• _Short problem_
Look through the material below and count the lines with the string "Change". Report only the count.

• _Material shown_
+-------+

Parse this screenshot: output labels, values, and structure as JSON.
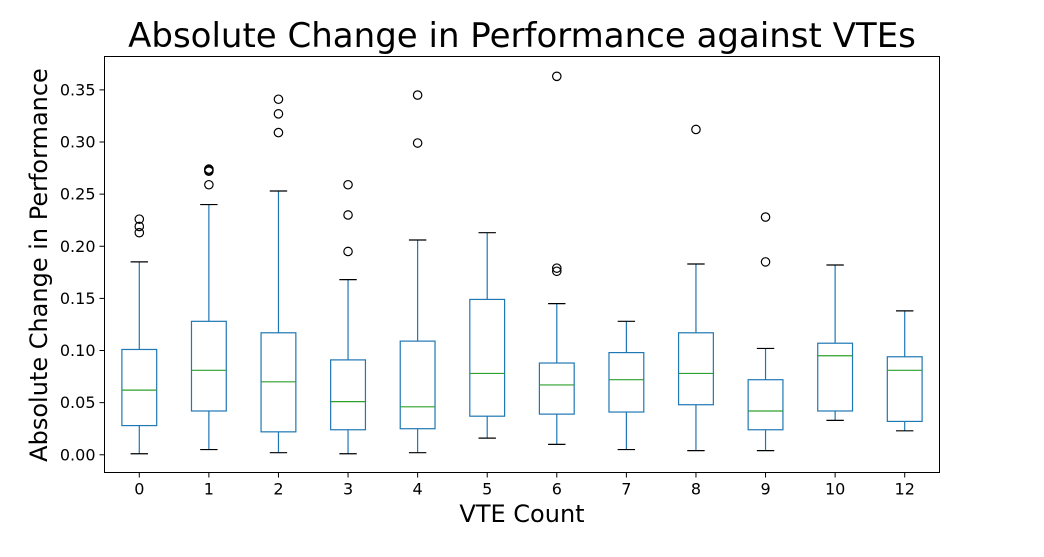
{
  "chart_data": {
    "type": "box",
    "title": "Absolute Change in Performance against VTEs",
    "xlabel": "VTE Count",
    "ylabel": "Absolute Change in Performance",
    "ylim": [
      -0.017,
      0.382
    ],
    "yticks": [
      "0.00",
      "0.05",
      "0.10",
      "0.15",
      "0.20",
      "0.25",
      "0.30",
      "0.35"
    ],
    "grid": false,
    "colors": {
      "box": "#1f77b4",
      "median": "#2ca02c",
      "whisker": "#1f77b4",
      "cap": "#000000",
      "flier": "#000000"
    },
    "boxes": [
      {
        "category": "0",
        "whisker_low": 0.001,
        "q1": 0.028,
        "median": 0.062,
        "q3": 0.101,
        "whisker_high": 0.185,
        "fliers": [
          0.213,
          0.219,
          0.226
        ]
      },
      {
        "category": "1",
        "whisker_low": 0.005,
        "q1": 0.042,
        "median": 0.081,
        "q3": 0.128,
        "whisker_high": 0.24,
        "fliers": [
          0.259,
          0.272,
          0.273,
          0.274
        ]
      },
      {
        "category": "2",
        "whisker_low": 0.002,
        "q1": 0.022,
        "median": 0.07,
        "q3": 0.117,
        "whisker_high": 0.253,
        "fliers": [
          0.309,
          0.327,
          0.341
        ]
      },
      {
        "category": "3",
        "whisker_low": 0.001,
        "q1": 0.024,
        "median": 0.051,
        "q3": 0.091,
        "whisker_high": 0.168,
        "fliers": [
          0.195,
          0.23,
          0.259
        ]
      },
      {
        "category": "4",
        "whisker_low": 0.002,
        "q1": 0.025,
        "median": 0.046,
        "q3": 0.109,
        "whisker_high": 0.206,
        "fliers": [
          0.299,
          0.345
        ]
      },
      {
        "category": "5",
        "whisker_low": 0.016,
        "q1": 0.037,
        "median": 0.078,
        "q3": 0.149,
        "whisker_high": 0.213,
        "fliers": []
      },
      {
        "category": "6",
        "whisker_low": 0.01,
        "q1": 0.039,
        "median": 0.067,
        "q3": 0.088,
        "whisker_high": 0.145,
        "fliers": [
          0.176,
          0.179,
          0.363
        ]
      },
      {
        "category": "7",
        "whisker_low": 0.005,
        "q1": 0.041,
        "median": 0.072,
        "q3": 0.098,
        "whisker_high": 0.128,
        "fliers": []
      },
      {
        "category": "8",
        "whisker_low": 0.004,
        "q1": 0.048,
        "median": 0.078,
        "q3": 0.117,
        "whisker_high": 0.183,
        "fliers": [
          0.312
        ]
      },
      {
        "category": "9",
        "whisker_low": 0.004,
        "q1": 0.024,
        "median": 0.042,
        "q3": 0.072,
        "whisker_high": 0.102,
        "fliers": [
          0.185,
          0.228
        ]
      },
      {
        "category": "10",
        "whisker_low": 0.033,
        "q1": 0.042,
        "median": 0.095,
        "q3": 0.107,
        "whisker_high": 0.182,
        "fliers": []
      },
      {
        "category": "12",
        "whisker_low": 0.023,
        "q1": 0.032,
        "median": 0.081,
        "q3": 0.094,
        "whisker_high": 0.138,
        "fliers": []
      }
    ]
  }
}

+-------+

• _Completed task_
2